▶ GOAL OF THE EXERCISE
Tally the lines containing the word "JSON", and report the tally alone.

:::::

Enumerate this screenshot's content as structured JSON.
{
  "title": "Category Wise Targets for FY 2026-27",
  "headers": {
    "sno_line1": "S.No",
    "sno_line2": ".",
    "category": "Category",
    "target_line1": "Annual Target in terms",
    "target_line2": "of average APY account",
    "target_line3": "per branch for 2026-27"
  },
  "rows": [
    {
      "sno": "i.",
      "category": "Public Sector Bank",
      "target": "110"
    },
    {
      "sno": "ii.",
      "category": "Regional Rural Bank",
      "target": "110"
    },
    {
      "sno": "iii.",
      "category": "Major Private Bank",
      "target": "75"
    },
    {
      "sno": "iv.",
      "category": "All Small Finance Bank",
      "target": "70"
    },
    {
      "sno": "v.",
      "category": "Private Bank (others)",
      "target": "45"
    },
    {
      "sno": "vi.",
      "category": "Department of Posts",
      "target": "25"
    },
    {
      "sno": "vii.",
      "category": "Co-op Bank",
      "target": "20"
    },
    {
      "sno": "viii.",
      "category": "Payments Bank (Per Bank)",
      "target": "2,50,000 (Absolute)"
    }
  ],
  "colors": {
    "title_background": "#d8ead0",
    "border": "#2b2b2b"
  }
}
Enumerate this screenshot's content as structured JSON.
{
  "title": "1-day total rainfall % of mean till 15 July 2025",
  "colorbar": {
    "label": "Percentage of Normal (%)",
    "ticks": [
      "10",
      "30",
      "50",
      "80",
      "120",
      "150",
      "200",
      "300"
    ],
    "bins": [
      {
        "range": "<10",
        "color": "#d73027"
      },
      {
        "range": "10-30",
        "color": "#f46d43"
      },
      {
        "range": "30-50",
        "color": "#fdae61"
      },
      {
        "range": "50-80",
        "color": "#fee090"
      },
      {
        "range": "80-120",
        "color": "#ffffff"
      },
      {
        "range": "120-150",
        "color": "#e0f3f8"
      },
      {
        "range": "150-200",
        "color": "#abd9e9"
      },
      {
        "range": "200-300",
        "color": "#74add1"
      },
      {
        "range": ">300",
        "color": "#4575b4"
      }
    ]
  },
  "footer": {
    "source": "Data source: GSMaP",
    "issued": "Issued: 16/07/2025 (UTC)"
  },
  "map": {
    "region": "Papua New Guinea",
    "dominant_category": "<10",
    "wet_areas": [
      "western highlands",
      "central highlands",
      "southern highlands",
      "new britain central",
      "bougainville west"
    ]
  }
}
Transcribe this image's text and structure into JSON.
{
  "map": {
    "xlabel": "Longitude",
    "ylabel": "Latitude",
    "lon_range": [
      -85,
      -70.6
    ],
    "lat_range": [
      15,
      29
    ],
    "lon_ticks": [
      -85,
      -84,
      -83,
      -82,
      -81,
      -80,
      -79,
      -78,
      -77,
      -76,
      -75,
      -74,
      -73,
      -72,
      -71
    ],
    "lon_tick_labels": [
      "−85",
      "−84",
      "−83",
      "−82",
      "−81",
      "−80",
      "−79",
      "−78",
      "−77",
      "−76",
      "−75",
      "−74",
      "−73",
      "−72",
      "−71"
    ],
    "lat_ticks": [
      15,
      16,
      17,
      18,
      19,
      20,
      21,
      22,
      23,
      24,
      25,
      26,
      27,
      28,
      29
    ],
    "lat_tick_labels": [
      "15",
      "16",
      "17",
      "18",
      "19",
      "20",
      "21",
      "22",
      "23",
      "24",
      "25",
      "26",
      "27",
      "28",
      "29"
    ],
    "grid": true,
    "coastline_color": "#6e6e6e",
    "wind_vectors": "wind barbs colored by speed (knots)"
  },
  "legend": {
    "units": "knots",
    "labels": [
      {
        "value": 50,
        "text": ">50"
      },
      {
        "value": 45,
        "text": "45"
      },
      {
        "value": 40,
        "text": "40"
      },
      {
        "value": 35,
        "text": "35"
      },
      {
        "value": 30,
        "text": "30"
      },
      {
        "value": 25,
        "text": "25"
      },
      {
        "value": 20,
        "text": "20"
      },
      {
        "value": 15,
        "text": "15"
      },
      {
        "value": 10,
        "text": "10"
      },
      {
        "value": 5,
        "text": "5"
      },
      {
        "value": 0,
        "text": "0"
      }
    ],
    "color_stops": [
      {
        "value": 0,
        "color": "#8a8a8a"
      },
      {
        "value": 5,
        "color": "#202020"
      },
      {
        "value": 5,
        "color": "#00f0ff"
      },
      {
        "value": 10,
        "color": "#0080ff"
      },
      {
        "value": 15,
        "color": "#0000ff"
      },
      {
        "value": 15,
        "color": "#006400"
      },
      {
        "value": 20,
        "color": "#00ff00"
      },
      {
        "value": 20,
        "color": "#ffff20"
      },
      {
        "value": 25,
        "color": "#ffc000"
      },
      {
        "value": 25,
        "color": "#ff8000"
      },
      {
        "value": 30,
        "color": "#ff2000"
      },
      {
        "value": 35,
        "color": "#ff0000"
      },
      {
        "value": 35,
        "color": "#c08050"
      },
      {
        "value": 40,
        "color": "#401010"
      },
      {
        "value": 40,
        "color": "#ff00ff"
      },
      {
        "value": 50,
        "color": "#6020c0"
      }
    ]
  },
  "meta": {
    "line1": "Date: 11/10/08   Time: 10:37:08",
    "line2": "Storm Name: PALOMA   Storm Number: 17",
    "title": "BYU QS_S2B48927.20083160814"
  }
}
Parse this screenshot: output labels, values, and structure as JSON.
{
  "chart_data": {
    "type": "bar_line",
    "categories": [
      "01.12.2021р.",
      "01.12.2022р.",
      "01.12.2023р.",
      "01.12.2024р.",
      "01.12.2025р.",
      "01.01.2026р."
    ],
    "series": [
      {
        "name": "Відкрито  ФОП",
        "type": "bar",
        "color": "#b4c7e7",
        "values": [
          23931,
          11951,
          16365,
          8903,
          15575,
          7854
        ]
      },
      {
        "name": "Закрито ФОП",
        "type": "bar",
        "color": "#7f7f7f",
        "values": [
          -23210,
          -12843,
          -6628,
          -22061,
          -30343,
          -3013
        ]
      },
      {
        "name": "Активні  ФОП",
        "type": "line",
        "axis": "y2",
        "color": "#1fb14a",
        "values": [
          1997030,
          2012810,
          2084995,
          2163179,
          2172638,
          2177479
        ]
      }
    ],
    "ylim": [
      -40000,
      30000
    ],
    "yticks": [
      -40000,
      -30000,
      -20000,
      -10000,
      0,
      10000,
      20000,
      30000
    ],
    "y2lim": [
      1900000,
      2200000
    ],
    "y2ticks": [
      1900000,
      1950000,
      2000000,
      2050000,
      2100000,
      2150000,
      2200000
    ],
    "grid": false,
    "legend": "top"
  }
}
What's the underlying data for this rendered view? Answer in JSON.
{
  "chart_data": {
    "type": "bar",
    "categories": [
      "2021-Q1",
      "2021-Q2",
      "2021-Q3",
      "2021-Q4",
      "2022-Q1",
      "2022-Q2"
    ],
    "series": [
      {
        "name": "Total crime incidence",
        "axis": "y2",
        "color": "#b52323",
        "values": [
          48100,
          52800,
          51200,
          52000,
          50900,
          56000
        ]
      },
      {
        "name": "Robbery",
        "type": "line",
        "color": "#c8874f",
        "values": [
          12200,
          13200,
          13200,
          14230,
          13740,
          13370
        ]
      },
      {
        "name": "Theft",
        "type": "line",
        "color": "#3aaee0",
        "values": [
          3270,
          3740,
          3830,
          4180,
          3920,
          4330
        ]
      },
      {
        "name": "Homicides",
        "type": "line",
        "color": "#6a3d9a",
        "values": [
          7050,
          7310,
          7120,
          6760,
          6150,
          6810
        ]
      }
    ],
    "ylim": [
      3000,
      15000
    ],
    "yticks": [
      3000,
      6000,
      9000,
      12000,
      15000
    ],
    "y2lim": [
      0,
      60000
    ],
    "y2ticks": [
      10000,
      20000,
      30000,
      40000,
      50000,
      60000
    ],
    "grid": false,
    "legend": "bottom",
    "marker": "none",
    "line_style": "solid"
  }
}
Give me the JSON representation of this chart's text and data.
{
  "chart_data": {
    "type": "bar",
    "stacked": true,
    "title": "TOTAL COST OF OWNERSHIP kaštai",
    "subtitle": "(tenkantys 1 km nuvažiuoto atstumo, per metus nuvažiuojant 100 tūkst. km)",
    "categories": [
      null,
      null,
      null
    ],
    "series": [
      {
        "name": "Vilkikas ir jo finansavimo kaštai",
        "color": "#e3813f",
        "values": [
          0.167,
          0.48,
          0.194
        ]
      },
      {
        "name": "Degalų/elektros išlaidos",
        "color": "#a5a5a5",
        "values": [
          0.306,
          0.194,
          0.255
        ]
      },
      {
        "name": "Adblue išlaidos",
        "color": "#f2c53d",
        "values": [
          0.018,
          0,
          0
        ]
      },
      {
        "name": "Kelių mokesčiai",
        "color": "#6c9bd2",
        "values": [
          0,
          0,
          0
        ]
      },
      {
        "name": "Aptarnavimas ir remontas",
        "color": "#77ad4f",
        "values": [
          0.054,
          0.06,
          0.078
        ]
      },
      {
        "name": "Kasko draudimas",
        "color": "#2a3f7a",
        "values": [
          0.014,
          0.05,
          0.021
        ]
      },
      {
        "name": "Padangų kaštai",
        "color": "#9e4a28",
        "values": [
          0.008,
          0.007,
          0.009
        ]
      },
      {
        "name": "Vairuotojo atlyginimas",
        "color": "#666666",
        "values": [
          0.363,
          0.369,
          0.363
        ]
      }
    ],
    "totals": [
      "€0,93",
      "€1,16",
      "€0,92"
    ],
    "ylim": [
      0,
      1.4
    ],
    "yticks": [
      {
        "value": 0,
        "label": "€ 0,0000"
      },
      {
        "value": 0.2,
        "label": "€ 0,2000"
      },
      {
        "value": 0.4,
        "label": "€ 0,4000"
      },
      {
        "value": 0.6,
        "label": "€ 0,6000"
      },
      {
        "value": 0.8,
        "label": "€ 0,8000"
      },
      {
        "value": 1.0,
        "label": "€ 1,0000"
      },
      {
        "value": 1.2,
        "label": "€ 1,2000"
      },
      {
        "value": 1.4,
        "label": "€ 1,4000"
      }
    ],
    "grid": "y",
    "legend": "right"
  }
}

:::::

▶ SOLUTION TO THIS PROBLEM
6